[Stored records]
>>>>

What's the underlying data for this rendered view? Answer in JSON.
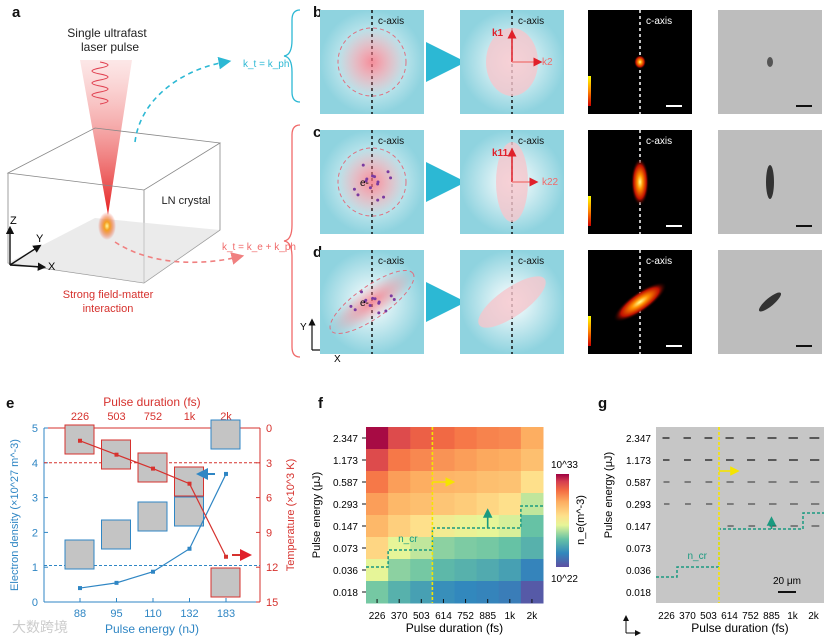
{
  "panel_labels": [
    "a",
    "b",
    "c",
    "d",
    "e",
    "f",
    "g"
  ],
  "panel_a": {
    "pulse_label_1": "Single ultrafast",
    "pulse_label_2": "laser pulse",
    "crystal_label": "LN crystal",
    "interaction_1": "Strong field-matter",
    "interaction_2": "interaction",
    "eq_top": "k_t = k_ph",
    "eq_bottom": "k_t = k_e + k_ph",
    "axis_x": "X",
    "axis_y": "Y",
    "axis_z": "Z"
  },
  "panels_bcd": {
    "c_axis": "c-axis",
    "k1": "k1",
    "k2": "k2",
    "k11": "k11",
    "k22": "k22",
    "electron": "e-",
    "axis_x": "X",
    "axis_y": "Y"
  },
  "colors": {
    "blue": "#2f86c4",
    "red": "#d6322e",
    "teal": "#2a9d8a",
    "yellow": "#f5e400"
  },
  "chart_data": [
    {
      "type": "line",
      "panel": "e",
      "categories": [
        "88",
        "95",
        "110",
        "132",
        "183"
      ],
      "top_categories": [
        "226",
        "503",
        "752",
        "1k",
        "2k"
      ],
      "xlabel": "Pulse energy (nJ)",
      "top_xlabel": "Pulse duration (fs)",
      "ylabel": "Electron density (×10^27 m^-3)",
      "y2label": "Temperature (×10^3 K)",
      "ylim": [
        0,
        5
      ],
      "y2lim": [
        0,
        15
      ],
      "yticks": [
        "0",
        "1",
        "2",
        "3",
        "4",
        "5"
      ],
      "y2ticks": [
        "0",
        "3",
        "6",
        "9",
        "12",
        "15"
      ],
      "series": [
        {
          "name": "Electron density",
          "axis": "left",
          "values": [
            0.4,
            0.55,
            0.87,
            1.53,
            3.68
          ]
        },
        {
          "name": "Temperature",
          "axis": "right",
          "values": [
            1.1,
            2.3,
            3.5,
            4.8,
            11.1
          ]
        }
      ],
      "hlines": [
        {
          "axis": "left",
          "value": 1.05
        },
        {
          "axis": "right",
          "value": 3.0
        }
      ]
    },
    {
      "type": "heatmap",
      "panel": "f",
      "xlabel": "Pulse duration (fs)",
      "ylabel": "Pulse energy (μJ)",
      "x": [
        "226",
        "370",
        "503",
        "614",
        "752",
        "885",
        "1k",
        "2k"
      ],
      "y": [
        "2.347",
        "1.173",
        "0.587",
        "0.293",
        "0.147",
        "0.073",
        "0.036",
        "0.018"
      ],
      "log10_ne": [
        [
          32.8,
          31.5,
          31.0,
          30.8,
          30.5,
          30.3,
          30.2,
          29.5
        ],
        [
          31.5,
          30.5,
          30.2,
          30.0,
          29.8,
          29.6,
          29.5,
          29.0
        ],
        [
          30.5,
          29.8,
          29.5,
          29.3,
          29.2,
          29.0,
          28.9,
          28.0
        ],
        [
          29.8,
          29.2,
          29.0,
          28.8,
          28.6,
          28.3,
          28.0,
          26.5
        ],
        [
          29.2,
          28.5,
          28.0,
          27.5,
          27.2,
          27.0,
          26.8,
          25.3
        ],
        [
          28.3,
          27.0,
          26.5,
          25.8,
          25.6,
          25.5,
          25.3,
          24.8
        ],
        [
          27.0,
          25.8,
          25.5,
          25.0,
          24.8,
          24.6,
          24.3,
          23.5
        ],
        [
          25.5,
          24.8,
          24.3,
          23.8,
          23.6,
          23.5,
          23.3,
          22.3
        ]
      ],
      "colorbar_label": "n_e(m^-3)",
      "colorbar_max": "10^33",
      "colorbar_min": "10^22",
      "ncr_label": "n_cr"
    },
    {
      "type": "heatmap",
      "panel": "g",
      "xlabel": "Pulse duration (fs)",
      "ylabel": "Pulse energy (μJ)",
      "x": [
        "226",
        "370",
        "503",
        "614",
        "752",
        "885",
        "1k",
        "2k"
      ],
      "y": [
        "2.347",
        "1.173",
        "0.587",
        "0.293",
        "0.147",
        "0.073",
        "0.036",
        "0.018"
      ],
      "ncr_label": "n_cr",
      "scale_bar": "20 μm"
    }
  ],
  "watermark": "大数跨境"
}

<<<<

TO BE DONE: Return each line of the data, keeping its wording exact and omitting pictures.

OUTPUT OF THE EXERCISE:
What's the underlying data for this rendered view? Answer in JSON.
{
  "panel_labels": [
    "a",
    "b",
    "c",
    "d",
    "e",
    "f",
    "g"
  ],
  "panel_a": {
    "pulse_label_1": "Single ultrafast",
    "pulse_label_2": "laser pulse",
    "crystal_label": "LN crystal",
    "interaction_1": "Strong field-matter",
    "interaction_2": "interaction",
    "eq_top": "k_t = k_ph",
    "eq_bottom": "k_t = k_e + k_ph",
    "axis_x": "X",
    "axis_y": "Y",
    "axis_z": "Z"
  },
  "panels_bcd": {
    "c_axis": "c-axis",
    "k1": "k1",
    "k2": "k2",
    "k11": "k11",
    "k22": "k22",
    "electron": "e-",
    "axis_x": "X",
    "axis_y": "Y"
  },
  "colors": {
    "blue": "#2f86c4",
    "red": "#d6322e",
    "teal": "#2a9d8a",
    "yellow": "#f5e400"
  },
  "chart_data": [
    {
      "type": "line",
      "panel": "e",
      "categories": [
        "88",
        "95",
        "110",
        "132",
        "183"
      ],
      "top_categories": [
        "226",
        "503",
        "752",
        "1k",
        "2k"
      ],
      "xlabel": "Pulse energy (nJ)",
      "top_xlabel": "Pulse duration (fs)",
      "ylabel": "Electron density (×10^27 m^-3)",
      "y2label": "Temperature (×10^3 K)",
      "ylim": [
        0,
        5
      ],
      "y2lim": [
        0,
        15
      ],
      "yticks": [
        "0",
        "1",
        "2",
        "3",
        "4",
        "5"
      ],
      "y2ticks": [
        "0",
        "3",
        "6",
        "9",
        "12",
        "15"
      ],
      "series": [
        {
          "name": "Electron density",
          "axis": "left",
          "values": [
            0.4,
            0.55,
            0.87,
            1.53,
            3.68
          ]
        },
        {
          "name": "Temperature",
          "axis": "right",
          "values": [
            1.1,
            2.3,
            3.5,
            4.8,
            11.1
          ]
        }
      ],
      "hlines": [
        {
          "axis": "left",
          "value": 1.05
        },
        {
          "axis": "right",
          "value": 3.0
        }
      ]
    },
    {
      "type": "heatmap",
      "panel": "f",
      "xlabel": "Pulse duration (fs)",
      "ylabel": "Pulse energy (μJ)",
      "x": [
        "226",
        "370",
        "503",
        "614",
        "752",
        "885",
        "1k",
        "2k"
      ],
      "y": [
        "2.347",
        "1.173",
        "0.587",
        "0.293",
        "0.147",
        "0.073",
        "0.036",
        "0.018"
      ],
      "log10_ne": [
        [
          32.8,
          31.5,
          31.0,
          30.8,
          30.5,
          30.3,
          30.2,
          29.5
        ],
        [
          31.5,
          30.5,
          30.2,
          30.0,
          29.8,
          29.6,
          29.5,
          29.0
        ],
        [
          30.5,
          29.8,
          29.5,
          29.3,
          29.2,
          29.0,
          28.9,
          28.0
        ],
        [
          29.8,
          29.2,
          29.0,
          28.8,
          28.6,
          28.3,
          28.0,
          26.5
        ],
        [
          29.2,
          28.5,
          28.0,
          27.5,
          27.2,
          27.0,
          26.8,
          25.3
        ],
        [
          28.3,
          27.0,
          26.5,
          25.8,
          25.6,
          25.5,
          25.3,
          24.8
        ],
        [
          27.0,
          25.8,
          25.5,
          25.0,
          24.8,
          24.6,
          24.3,
          23.5
        ],
        [
          25.5,
          24.8,
          24.3,
          23.8,
          23.6,
          23.5,
          23.3,
          22.3
        ]
      ],
      "colorbar_label": "n_e(m^-3)",
      "colorbar_max": "10^33",
      "colorbar_min": "10^22",
      "ncr_label": "n_cr"
    },
    {
      "type": "heatmap",
      "panel": "g",
      "xlabel": "Pulse duration (fs)",
      "ylabel": "Pulse energy (μJ)",
      "x": [
        "226",
        "370",
        "503",
        "614",
        "752",
        "885",
        "1k",
        "2k"
      ],
      "y": [
        "2.347",
        "1.173",
        "0.587",
        "0.293",
        "0.147",
        "0.073",
        "0.036",
        "0.018"
      ],
      "ncr_label": "n_cr",
      "scale_bar": "20 μm"
    }
  ],
  "watermark": "大数跨境"
}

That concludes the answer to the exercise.